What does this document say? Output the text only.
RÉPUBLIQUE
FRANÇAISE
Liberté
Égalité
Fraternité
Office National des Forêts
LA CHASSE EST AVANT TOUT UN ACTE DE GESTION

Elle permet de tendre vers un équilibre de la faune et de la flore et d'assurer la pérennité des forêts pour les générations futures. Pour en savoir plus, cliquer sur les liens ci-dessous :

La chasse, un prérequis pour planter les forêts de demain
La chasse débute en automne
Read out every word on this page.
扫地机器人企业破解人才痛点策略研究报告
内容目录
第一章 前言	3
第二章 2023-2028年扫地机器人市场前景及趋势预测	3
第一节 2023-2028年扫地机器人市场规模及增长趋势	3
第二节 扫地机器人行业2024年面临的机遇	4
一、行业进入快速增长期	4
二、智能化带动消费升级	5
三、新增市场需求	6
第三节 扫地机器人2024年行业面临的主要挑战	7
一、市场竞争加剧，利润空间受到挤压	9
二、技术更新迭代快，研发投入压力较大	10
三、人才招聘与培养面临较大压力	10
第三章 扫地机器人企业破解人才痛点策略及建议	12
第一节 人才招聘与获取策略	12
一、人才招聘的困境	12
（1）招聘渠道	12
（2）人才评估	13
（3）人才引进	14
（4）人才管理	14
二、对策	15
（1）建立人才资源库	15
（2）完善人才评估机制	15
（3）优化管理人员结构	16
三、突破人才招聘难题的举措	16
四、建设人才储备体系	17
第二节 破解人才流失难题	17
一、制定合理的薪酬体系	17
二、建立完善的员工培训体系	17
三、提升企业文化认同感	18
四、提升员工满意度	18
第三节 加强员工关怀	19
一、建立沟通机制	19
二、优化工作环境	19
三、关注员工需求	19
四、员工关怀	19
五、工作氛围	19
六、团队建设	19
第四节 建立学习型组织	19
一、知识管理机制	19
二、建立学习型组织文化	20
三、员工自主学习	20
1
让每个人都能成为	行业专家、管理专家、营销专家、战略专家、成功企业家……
·····
#### [Required task]
Print the records above in full, exactly.

#### [Full output]
What does this document say? Output the text only.
RÉPUBLIQUE
FRANÇAISE
Liberté
Égalité
Fraternité
Office National des Forêts
LA CHASSE EST AVANT TOUT UN ACTE DE GESTION

Elle permet de tendre vers un équilibre de la faune et de la flore et d'assurer la pérennité des forêts pour les générations futures. Pour en savoir plus, cliquer sur les liens ci-dessous :

La chasse, un prérequis pour planter les forêts de demain
La chasse débute en automne
Read out every word on this page.
扫地机器人企业破解人才痛点策略研究报告
内容目录
第一章 前言	3
第二章 2023-2028年扫地机器人市场前景及趋势预测	3
第一节 2023-2028年扫地机器人市场规模及增长趋势	3
第二节 扫地机器人行业2024年面临的机遇	4
一、行业进入快速增长期	4
二、智能化带动消费升级	5
三、新增市场需求	6
第三节 扫地机器人2024年行业面临的主要挑战	7
一、市场竞争加剧，利润空间受到挤压	9
二、技术更新迭代快，研发投入压力较大	10
三、人才招聘与培养面临较大压力	10
第三章 扫地机器人企业破解人才痛点策略及建议	12
第一节 人才招聘与获取策略	12
一、人才招聘的困境	12
（1）招聘渠道	12
（2）人才评估	13
（3）人才引进	14
（4）人才管理	14
二、对策	15
（1）建立人才资源库	15
（2）完善人才评估机制	15
（3）优化管理人员结构	16
三、突破人才招聘难题的举措	16
四、建设人才储备体系	17
第二节 破解人才流失难题	17
一、制定合理的薪酬体系	17
二、建立完善的员工培训体系	17
三、提升企业文化认同感	18
四、提升员工满意度	18
第三节 加强员工关怀	19
一、建立沟通机制	19
二、优化工作环境	19
三、关注员工需求	19
四、员工关怀	19
五、工作氛围	19
六、团队建设	19
第四节 建立学习型组织	19
一、知识管理机制	19
二、建立学习型组织文化	20
三、员工自主学习	20
1
让每个人都能成为	行业专家、管理专家、营销专家、战略专家、成功企业家……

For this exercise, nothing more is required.